## Sección de texto
Es que el grupo Los Grobo no es más que un caso que refleja el aporte que hicieron los hijos y los nietos de inmigrantes a la transformación de la Argentina.
Uno de los hijos de Bernardo, Adolfo, hizo crecer la empresa familiar en los años sesenta junto con sus hermanos, desde la producción de granos hasta completar todos los eslabones de la cadena: el acopio, el procesamiento y la comercialización.
En la década del noventa, Los Grobo Agropecuaria fue una de las empresas que protagonizó el salto en la producción de granos en el país, de 30 a más de 60 millones de toneladas. La transformación, en la que fue determinante la participación de Gustavo, ingeniero agrónomo egresado de la UBA, y su hermana Andrea, licenciada en Economía, se produjo por una innovación empresarial: sembrar en campos de terceros mediante la asociación con productores. De las 71.000 hectáreas que tienen actualmente en producción, desde Formosa hasta la provincia de Buenos Aires (y se extienden a Uruguay), sólo poseen 20.000. Hace unos años corrió el rumor de que el crecimiento del grupo se dio por apoyo político. Ante la consulta de LA NACION, Grobocopatel lo desmintió en forma rotunda.

## Registros extraídos

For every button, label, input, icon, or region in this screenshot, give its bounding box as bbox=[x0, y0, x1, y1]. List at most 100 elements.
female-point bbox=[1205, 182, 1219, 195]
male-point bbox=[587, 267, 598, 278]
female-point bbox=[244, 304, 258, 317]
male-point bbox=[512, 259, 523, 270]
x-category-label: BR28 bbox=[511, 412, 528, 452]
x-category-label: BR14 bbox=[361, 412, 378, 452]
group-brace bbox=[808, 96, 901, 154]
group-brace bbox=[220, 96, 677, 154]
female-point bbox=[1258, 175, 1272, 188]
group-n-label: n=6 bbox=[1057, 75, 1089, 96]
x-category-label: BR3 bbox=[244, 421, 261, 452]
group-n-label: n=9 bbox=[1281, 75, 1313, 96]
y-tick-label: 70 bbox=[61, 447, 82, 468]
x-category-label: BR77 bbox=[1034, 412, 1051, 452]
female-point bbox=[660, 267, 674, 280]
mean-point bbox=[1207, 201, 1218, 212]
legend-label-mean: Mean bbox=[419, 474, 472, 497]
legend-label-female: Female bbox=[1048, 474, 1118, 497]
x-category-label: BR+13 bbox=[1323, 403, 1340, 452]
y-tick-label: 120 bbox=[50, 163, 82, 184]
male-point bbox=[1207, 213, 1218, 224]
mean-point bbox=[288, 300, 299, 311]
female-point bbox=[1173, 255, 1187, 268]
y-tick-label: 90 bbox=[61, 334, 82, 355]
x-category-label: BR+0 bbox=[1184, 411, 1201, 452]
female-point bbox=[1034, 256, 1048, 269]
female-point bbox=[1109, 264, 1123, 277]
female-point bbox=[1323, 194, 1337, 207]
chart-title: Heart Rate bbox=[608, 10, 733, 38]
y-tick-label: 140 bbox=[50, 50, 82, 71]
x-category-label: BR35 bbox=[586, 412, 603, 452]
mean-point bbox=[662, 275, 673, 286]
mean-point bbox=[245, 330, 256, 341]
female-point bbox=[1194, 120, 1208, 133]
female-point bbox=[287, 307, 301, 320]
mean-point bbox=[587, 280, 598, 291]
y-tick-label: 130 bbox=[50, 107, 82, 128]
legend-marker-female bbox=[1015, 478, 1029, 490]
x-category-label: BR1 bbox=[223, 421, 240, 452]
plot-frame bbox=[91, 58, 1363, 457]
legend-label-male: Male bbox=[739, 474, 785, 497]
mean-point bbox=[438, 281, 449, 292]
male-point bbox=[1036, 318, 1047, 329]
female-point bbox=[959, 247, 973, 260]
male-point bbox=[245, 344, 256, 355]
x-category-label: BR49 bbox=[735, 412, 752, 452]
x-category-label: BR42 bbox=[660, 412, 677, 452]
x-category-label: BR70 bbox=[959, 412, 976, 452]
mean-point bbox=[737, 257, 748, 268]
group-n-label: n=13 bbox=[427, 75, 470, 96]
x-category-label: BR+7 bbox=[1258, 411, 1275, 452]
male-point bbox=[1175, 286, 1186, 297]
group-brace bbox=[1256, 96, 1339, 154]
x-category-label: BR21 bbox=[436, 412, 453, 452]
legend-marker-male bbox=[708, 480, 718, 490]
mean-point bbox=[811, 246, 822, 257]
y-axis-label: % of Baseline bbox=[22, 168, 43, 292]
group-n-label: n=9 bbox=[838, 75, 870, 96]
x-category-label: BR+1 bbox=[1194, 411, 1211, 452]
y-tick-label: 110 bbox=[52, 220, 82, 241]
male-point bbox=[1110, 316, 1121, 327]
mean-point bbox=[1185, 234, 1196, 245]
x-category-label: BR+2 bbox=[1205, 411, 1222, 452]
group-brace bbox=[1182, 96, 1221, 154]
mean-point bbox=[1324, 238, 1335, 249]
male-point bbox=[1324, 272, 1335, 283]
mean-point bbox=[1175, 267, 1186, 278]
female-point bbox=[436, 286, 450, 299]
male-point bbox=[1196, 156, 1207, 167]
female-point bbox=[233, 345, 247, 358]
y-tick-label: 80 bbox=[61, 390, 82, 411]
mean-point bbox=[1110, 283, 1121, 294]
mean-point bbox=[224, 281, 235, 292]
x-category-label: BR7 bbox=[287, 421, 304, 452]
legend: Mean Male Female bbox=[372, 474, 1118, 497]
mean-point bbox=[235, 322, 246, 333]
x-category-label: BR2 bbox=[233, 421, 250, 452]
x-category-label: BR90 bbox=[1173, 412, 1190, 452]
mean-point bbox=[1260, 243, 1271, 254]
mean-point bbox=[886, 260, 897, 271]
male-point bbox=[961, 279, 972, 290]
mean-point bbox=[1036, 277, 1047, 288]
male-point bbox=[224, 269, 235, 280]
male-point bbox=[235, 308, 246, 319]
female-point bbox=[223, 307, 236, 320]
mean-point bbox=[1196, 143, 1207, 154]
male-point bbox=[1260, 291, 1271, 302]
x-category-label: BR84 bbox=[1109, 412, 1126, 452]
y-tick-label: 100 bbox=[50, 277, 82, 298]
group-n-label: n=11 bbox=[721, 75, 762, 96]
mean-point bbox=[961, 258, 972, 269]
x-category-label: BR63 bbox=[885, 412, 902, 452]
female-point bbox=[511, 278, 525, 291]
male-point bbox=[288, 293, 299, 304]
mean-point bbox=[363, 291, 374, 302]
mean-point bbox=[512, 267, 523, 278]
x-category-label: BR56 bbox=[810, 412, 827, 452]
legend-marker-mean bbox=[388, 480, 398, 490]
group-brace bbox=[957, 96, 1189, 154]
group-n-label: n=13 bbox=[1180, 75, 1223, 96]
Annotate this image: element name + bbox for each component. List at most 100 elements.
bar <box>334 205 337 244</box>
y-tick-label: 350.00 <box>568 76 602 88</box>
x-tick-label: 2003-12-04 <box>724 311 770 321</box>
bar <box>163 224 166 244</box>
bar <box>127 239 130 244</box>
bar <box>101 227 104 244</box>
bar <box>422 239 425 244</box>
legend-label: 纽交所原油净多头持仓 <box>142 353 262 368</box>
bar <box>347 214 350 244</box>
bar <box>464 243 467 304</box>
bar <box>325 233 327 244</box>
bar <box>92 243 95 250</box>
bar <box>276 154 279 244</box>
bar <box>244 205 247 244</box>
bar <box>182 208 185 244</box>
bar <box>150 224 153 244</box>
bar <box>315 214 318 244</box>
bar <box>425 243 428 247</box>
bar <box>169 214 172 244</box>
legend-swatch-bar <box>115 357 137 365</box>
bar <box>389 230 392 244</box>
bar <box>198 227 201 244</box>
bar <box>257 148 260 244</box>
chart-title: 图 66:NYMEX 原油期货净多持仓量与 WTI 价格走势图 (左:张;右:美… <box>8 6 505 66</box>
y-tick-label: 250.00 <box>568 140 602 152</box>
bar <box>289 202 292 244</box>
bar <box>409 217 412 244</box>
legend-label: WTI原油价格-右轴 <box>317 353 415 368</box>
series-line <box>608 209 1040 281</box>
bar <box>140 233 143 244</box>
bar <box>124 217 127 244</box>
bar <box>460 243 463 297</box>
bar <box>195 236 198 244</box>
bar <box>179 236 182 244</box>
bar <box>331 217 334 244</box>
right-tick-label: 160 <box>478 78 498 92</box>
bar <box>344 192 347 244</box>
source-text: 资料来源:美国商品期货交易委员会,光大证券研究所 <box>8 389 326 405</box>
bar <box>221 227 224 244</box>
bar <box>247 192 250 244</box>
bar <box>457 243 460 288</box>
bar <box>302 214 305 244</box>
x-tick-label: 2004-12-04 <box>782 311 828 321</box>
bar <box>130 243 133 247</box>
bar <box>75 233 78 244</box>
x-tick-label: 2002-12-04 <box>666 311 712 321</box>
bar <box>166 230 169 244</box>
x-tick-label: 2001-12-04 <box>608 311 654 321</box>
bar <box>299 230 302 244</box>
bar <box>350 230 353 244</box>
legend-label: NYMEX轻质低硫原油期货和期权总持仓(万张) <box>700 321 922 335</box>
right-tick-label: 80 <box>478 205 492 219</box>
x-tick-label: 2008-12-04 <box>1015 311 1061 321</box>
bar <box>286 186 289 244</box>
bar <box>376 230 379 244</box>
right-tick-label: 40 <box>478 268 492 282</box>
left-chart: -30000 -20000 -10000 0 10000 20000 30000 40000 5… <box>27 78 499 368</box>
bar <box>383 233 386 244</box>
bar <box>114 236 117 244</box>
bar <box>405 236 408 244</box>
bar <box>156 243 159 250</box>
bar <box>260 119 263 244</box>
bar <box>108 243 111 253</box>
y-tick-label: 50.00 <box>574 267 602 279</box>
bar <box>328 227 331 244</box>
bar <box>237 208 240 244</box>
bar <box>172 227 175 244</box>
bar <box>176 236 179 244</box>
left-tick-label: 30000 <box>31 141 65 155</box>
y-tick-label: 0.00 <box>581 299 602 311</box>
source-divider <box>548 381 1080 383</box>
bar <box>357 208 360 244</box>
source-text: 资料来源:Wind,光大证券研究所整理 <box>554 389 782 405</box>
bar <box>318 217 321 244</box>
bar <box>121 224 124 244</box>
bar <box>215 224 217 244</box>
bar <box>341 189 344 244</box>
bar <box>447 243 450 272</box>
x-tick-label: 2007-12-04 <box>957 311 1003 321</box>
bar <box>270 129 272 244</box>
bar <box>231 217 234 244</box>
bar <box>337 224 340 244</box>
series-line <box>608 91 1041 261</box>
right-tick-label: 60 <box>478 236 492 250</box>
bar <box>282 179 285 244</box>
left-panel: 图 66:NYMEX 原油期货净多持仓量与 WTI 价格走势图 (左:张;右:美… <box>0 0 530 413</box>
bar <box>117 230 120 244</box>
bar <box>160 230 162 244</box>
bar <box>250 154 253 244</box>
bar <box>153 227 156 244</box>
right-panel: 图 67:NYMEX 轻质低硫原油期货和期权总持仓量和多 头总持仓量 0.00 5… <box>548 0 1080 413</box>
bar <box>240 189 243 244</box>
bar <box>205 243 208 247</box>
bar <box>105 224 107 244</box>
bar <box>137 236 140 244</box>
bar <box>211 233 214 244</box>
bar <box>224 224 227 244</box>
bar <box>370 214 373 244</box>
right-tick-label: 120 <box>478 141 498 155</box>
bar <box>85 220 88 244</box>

## Por hacer
Contesta según el texto sobre Los Grobo:
1. ¿En qué década Adolfo hizo crecer la empresa familiar junto con sus hermanos?
2. ¿Qué título tiene Andrea?
3. ¿Cuántas hectáreas tienen actualmente en producción y cuántas de ellas poseen?

## Respuesta escrita
1. En los años sesenta.
2. Es licenciada en Economía.
3. Tienen 71.000 hectáreas en producción y poseen solo 20.000.